Review the material line by line. Identify and copy every line that contains the string "azaz".
___ EXCERPTED DATA ___
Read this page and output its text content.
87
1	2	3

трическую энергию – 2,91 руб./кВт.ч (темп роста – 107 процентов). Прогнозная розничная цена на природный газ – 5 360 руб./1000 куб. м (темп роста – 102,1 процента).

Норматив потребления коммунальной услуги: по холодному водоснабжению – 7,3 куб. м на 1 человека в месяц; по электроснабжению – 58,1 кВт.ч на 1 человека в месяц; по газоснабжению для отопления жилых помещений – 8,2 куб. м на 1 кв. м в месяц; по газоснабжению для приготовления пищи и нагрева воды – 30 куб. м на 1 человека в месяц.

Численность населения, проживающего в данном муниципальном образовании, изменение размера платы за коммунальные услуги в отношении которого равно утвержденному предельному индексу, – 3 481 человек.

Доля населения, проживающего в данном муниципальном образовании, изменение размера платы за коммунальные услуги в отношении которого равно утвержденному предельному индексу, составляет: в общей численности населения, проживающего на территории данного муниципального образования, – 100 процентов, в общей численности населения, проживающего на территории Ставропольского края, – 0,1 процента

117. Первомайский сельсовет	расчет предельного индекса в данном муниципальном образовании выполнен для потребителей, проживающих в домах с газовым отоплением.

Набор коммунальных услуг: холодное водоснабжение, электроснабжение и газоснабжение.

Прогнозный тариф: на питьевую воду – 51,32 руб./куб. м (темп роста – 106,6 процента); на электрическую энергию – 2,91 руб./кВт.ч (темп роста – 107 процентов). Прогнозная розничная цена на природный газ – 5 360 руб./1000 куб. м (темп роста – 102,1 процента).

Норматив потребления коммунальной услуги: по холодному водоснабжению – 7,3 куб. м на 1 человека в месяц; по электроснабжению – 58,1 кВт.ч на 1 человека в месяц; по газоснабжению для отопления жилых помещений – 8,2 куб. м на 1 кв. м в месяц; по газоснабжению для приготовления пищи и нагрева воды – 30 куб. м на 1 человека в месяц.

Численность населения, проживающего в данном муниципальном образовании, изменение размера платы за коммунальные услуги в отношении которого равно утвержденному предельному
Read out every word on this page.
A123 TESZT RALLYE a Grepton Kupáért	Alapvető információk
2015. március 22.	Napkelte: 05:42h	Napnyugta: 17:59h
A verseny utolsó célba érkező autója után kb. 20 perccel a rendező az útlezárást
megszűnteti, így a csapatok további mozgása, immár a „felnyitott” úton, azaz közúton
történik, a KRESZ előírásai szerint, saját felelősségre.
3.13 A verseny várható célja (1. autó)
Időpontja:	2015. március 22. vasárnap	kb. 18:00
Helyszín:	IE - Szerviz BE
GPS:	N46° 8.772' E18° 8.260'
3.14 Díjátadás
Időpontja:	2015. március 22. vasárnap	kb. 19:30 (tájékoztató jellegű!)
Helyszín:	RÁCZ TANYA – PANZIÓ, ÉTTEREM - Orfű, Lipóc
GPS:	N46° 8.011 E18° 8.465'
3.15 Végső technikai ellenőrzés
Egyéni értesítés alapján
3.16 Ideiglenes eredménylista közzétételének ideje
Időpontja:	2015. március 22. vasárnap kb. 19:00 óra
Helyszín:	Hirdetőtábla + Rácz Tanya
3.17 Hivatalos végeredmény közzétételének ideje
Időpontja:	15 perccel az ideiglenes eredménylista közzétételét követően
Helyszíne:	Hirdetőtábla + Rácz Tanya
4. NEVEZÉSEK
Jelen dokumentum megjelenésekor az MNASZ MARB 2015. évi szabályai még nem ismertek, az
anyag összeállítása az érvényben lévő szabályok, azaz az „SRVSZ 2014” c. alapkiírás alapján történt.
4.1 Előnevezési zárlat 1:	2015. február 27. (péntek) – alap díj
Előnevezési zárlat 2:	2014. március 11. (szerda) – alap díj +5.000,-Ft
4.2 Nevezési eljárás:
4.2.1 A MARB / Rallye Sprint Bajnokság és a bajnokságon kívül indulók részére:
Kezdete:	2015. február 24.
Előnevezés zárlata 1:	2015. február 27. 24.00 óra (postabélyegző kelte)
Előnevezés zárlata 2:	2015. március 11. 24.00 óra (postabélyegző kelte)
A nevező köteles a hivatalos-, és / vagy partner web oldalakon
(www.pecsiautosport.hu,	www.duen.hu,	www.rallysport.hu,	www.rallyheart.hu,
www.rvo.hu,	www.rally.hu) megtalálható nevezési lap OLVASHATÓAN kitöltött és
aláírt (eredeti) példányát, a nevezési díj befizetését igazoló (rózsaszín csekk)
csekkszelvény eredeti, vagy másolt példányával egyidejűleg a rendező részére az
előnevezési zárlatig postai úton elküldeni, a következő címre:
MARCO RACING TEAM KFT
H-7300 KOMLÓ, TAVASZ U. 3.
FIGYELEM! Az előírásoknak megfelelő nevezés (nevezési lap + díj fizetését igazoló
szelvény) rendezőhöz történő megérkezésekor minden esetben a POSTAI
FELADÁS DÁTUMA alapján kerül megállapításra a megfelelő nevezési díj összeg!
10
___
> [WRITTEN RESPONSE]:
megszűnteti, így a csapatok további mozgása, immár a „felnyitott” úton, azaz közúton
anyag összeállítása az érvényben lévő szabályok, azaz az „SRVSZ 2014” c. alapkiírás alapján történt.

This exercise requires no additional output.